[Saved data entries]
----------------
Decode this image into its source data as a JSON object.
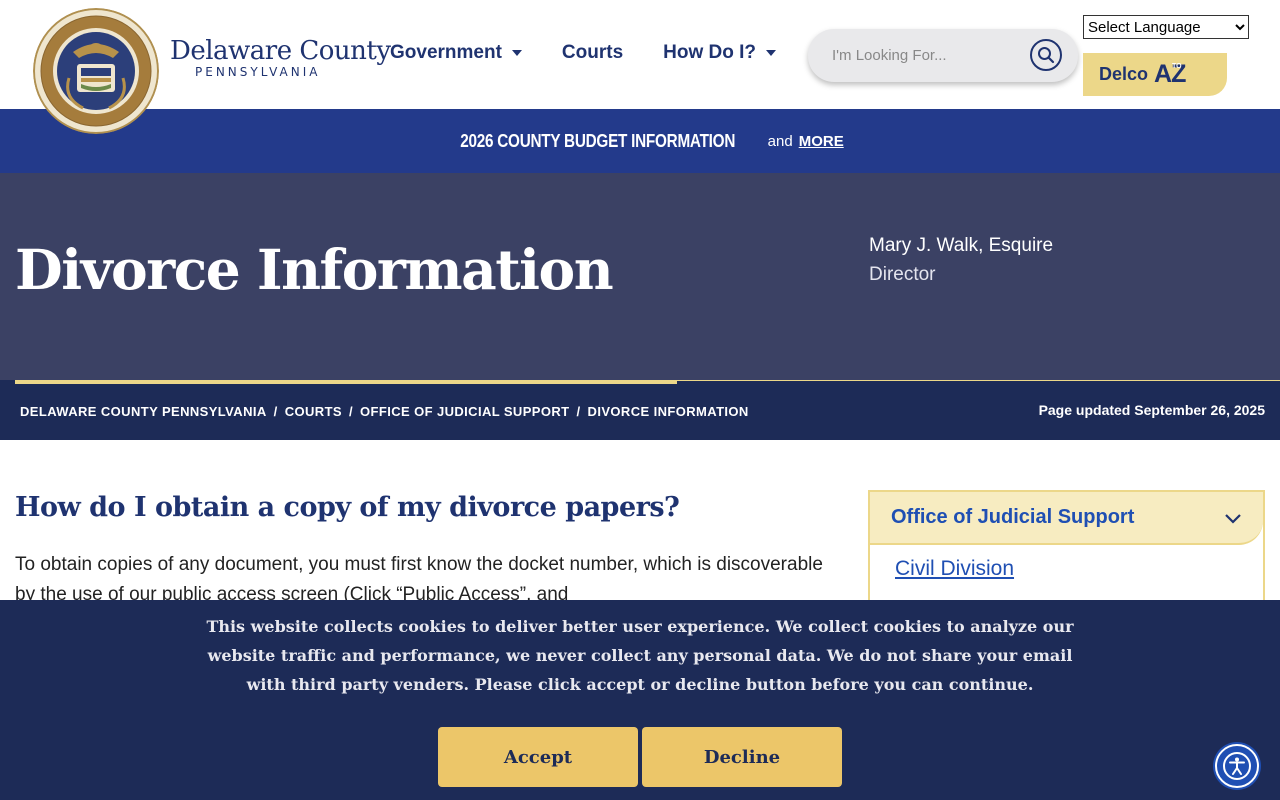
{
  "header": {
    "brand_name": "Delaware County",
    "brand_sub": "PENNSYLVANIA",
    "nav": [
      {
        "label": "Government",
        "dropdown": true
      },
      {
        "label": "Courts",
        "dropdown": false
      },
      {
        "label": "How Do I?",
        "dropdown": true
      }
    ],
    "search_placeholder": "I'm Looking For...",
    "language_select": "Select Language",
    "az_label": "Delco",
    "az_mark": "AZ",
    "az_to": "TO"
  },
  "banner": {
    "title": "2026 COUNTY BUDGET INFORMATION",
    "and": "and",
    "more": "MORE"
  },
  "hero": {
    "title": "Divorce Information",
    "director_name": "Mary J. Walk, Esquire",
    "director_role": "Director"
  },
  "breadcrumb": {
    "items": [
      "DELAWARE COUNTY PENNSYLVANIA",
      "COURTS",
      "OFFICE OF JUDICIAL SUPPORT",
      "DIVORCE INFORMATION"
    ],
    "separator": "/",
    "updated": "Page updated September 26, 2025"
  },
  "main": {
    "question": "How do I obtain a copy of my divorce papers?",
    "body": "To obtain copies of any document, you must first know the docket number, which is discoverable by the use of our public access screen (Click “Public Access”, and"
  },
  "sidebar": {
    "heading": "Office of Judicial Support",
    "links": [
      "Civil Division"
    ]
  },
  "cookie": {
    "text": "This website collects cookies to deliver better user experience. We collect cookies to analyze our website traffic and performance, we never collect any personal data. We do not share your email with third party venders. Please click accept or decline button before you can continue.",
    "accept": "Accept",
    "decline": "Decline"
  },
  "colors": {
    "navy": "#1f3370",
    "banner_blue": "#233a8b",
    "hero_bg": "#3b4164",
    "dark_navy": "#1d2b57",
    "gold": "#ecd789",
    "button_gold": "#ecc669",
    "link_blue": "#1f4fb3"
  }
}
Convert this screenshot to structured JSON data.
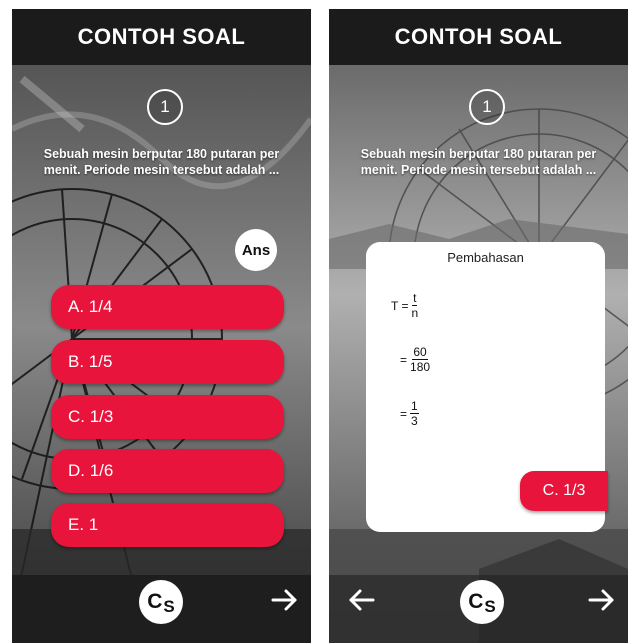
{
  "left_screen": {
    "header_title": "CONTOH SOAL",
    "question_number": "1",
    "question_text": "Sebuah mesin berputar 180 putaran per menit. Periode mesin tersebut adalah ...",
    "ans_label": "Ans",
    "options": [
      "A. 1/4",
      "B. 1/5",
      "C. 1/3",
      "D. 1/6",
      "E. 1"
    ],
    "cs_label": "C",
    "cs_sub": "S",
    "next_icon": "right-arrow-icon"
  },
  "right_screen": {
    "header_title": "CONTOH SOAL",
    "question_number": "1",
    "question_text": "Sebuah mesin berputar 180 putaran per menit. Periode mesin tersebut adalah ...",
    "card_title": "Pembahasan",
    "formula": {
      "step1_lhs": "T = ",
      "step1_num": "t",
      "step1_den": "n",
      "step2_lhs": "= ",
      "step2_num": "60",
      "step2_den": "180",
      "step3_lhs": "= ",
      "step3_num": "1",
      "step3_den": "3"
    },
    "answer_label": "C. 1/3",
    "cs_label": "C",
    "cs_sub": "S",
    "prev_icon": "left-arrow-icon",
    "next_icon": "right-arrow-icon"
  },
  "colors": {
    "accent_red": "#e8143c",
    "header_bg": "#1b1b1b",
    "card_bg": "#ffffff"
  }
}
----------------
Exercise aim - Repeat each line of the records above exactly, but do not copy the pictures.

Result of this exercise -
Decode this image into its source data as a JSON object.
{
  "header": {
    "brand_name": "Delaware County",
    "brand_sub": "PENNSYLVANIA",
    "nav": [
      {
        "label": "Government",
        "dropdown": true
      },
      {
        "label": "Courts",
        "dropdown": false
      },
      {
        "label": "How Do I?",
        "dropdown": true
      }
    ],
    "search_placeholder": "I'm Looking For...",
    "language_select": "Select Language",
    "az_label": "Delco",
    "az_mark": "AZ",
    "az_to": "TO"
  },
  "banner": {
    "title": "2026 COUNTY BUDGET INFORMATION",
    "and": "and",
    "more": "MORE"
  },
  "hero": {
    "title": "Divorce Information",
    "director_name": "Mary J. Walk, Esquire",
    "director_role": "Director"
  },
  "breadcrumb": {
    "items": [
      "DELAWARE COUNTY PENNSYLVANIA",
      "COURTS",
      "OFFICE OF JUDICIAL SUPPORT",
      "DIVORCE INFORMATION"
    ],
    "separator": "/",
    "updated": "Page updated September 26, 2025"
  },
  "main": {
    "question": "How do I obtain a copy of my divorce papers?",
    "body": "To obtain copies of any document, you must first know the docket number, which is discoverable by the use of our public access screen (Click “Public Access”, and"
  },
  "sidebar": {
    "heading": "Office of Judicial Support",
    "links": [
      "Civil Division"
    ]
  },
  "cookie": {
    "text": "This website collects cookies to deliver better user experience. We collect cookies to analyze our website traffic and performance, we never collect any personal data. We do not share your email with third party venders. Please click accept or decline button before you can continue.",
    "accept": "Accept",
    "decline": "Decline"
  },
  "colors": {
    "navy": "#1f3370",
    "banner_blue": "#233a8b",
    "hero_bg": "#3b4164",
    "dark_navy": "#1d2b57",
    "gold": "#ecd789",
    "button_gold": "#ecc669",
    "link_blue": "#1f4fb3"
  }
}
Convert this screenshot to structured JSON data.
{
  "left_screen": {
    "header_title": "CONTOH SOAL",
    "question_number": "1",
    "question_text": "Sebuah mesin berputar 180 putaran per menit. Periode mesin tersebut adalah ...",
    "ans_label": "Ans",
    "options": [
      "A. 1/4",
      "B. 1/5",
      "C. 1/3",
      "D. 1/6",
      "E. 1"
    ],
    "cs_label": "C",
    "cs_sub": "S",
    "next_icon": "right-arrow-icon"
  },
  "right_screen": {
    "header_title": "CONTOH SOAL",
    "question_number": "1",
    "question_text": "Sebuah mesin berputar 180 putaran per menit. Periode mesin tersebut adalah ...",
    "card_title": "Pembahasan",
    "formula": {
      "step1_lhs": "T = ",
      "step1_num": "t",
      "step1_den": "n",
      "step2_lhs": "= ",
      "step2_num": "60",
      "step2_den": "180",
      "step3_lhs": "= ",
      "step3_num": "1",
      "step3_den": "3"
    },
    "answer_label": "C. 1/3",
    "cs_label": "C",
    "cs_sub": "S",
    "prev_icon": "left-arrow-icon",
    "next_icon": "right-arrow-icon"
  },
  "colors": {
    "accent_red": "#e8143c",
    "header_bg": "#1b1b1b",
    "card_bg": "#ffffff"
  }
}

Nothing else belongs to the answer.